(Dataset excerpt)
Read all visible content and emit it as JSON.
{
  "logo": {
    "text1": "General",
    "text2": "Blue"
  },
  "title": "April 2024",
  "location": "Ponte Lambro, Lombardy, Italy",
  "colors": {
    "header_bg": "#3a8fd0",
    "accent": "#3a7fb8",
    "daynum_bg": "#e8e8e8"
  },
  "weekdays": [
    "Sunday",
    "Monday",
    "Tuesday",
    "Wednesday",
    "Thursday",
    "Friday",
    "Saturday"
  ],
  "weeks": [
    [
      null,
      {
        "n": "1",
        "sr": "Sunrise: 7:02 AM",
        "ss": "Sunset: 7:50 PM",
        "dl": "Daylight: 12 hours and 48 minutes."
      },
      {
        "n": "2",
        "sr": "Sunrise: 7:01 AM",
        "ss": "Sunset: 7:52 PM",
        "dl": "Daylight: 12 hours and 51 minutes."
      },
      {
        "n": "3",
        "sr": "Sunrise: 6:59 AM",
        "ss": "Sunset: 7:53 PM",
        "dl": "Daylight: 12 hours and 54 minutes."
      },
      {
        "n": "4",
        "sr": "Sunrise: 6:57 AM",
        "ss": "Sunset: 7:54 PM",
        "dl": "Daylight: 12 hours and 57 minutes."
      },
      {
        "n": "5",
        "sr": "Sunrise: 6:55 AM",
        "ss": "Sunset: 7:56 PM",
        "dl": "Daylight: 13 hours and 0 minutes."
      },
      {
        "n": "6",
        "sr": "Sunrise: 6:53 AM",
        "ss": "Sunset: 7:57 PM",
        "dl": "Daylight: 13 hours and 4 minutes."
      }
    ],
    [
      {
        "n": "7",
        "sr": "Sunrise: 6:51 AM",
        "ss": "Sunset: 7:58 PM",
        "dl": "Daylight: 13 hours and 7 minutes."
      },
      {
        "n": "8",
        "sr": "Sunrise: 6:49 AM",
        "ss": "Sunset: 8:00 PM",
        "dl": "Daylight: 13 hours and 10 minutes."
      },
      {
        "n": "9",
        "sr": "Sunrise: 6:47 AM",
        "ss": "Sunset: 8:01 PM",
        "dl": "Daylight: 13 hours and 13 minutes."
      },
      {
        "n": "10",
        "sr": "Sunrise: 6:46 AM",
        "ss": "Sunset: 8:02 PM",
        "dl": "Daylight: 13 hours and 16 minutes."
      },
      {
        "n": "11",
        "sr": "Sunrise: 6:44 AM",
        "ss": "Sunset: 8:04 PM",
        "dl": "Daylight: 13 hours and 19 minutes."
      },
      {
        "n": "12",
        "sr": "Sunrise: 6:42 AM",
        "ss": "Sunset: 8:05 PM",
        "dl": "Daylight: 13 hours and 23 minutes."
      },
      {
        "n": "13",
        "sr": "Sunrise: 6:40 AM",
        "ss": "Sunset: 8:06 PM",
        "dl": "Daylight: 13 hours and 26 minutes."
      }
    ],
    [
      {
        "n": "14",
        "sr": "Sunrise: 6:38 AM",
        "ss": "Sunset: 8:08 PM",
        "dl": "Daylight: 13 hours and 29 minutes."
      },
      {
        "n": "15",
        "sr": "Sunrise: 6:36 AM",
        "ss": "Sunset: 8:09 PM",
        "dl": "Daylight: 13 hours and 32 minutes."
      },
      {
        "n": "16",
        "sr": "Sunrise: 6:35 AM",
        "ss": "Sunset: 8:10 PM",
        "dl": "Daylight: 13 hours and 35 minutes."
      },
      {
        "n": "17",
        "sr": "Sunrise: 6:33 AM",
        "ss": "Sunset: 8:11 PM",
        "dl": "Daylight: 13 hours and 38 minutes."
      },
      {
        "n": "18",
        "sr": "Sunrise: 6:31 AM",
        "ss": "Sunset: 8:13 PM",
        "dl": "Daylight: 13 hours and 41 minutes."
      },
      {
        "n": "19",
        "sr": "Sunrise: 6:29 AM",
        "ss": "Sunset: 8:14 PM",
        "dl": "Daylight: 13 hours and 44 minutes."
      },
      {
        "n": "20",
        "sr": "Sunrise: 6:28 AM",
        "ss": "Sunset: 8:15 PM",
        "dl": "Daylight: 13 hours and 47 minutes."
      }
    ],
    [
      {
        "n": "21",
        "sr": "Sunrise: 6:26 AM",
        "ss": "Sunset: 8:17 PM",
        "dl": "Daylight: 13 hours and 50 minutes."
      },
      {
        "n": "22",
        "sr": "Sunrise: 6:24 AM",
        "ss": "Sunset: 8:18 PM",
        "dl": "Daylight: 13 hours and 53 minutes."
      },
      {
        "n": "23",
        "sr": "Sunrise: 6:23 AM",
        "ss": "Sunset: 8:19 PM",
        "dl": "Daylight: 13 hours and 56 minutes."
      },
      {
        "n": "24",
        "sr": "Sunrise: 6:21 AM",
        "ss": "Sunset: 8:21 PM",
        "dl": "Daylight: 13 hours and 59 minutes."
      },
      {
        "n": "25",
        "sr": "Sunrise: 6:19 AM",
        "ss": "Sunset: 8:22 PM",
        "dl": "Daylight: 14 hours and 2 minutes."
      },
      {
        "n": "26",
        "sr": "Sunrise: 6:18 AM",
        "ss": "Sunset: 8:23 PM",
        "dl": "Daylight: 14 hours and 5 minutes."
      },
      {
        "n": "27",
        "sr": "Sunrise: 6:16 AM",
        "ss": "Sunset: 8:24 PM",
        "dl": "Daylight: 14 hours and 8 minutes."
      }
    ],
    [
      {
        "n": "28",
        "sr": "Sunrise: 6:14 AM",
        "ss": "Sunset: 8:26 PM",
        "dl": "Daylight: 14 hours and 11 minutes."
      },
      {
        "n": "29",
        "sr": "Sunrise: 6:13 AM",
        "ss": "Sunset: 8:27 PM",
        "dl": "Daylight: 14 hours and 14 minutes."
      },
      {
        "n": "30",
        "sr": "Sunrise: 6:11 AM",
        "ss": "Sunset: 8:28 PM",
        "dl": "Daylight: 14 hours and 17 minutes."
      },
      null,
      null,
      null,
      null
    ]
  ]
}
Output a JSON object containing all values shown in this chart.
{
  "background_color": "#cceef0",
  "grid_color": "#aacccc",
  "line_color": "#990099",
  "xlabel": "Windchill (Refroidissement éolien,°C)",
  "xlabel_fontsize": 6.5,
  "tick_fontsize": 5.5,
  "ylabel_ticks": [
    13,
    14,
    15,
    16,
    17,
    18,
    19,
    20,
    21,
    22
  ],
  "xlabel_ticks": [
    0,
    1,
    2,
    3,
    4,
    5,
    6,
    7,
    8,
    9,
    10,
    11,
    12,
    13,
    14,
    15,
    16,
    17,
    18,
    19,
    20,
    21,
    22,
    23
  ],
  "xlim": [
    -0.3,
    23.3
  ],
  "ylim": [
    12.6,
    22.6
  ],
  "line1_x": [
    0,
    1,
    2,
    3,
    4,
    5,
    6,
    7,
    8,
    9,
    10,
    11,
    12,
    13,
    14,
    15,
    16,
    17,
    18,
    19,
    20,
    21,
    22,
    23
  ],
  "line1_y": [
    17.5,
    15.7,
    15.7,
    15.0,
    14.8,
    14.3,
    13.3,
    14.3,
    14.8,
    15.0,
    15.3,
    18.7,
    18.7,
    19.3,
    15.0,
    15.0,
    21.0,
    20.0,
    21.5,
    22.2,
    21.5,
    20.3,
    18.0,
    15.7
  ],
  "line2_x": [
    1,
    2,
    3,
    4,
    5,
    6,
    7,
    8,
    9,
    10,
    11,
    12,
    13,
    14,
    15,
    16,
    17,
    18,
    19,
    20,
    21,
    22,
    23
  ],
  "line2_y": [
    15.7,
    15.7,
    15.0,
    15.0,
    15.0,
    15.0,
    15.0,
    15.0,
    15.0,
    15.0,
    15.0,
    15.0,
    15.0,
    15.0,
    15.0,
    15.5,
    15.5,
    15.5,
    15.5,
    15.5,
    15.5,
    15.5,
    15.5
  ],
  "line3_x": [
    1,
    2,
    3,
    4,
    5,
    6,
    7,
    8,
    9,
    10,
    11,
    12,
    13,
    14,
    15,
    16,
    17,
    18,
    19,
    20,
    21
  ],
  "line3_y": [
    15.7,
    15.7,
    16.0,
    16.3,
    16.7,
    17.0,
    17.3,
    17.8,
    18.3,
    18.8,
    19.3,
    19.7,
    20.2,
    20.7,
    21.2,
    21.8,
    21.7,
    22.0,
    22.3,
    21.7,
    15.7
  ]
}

Task directions: Print again the material above, limited to the lines from the one holding "Output a JSON" through the last, inclusive.

Full answer:
Output a JSON object containing all values shown in this chart.
{
  "background_color": "#cceef0",
  "grid_color": "#aacccc",
  "line_color": "#990099",
  "xlabel": "Windchill (Refroidissement éolien,°C)",
  "xlabel_fontsize": 6.5,
  "tick_fontsize": 5.5,
  "ylabel_ticks": [
    13,
    14,
    15,
    16,
    17,
    18,
    19,
    20,
    21,
    22
  ],
  "xlabel_ticks": [
    0,
    1,
    2,
    3,
    4,
    5,
    6,
    7,
    8,
    9,
    10,
    11,
    12,
    13,
    14,
    15,
    16,
    17,
    18,
    19,
    20,
    21,
    22,
    23
  ],
  "xlim": [
    -0.3,
    23.3
  ],
  "ylim": [
    12.6,
    22.6
  ],
  "line1_x": [
    0,
    1,
    2,
    3,
    4,
    5,
    6,
    7,
    8,
    9,
    10,
    11,
    12,
    13,
    14,
    15,
    16,
    17,
    18,
    19,
    20,
    21,
    22,
    23
  ],
  "line1_y": [
    17.5,
    15.7,
    15.7,
    15.0,
    14.8,
    14.3,
    13.3,
    14.3,
    14.8,
    15.0,
    15.3,
    18.7,
    18.7,
    19.3,
    15.0,
    15.0,
    21.0,
    20.0,
    21.5,
    22.2,
    21.5,
    20.3,
    18.0,
    15.7
  ],
  "line2_x": [
    1,
    2,
    3,
    4,
    5,
    6,
    7,
    8,
    9,
    10,
    11,
    12,
    13,
    14,
    15,
    16,
    17,
    18,
    19,
    20,
    21,
    22,
    23
  ],
  "line2_y": [
    15.7,
    15.7,
    15.0,
    15.0,
    15.0,
    15.0,
    15.0,
    15.0,
    15.0,
    15.0,
    15.0,
    15.0,
    15.0,
    15.0,
    15.0,
    15.5,
    15.5,
    15.5,
    15.5,
    15.5,
    15.5,
    15.5,
    15.5
  ],
  "line3_x": [
    1,
    2,
    3,
    4,
    5,
    6,
    7,
    8,
    9,
    10,
    11,
    12,
    13,
    14,
    15,
    16,
    17,
    18,
    19,
    20,
    21
  ],
  "line3_y": [
    15.7,
    15.7,
    16.0,
    16.3,
    16.7,
    17.0,
    17.3,
    17.8,
    18.3,
    18.8,
    19.3,
    19.7,
    20.2,
    20.7,
    21.2,
    21.8,
    21.7,
    22.0,
    22.3,
    21.7,
    15.7
  ]
}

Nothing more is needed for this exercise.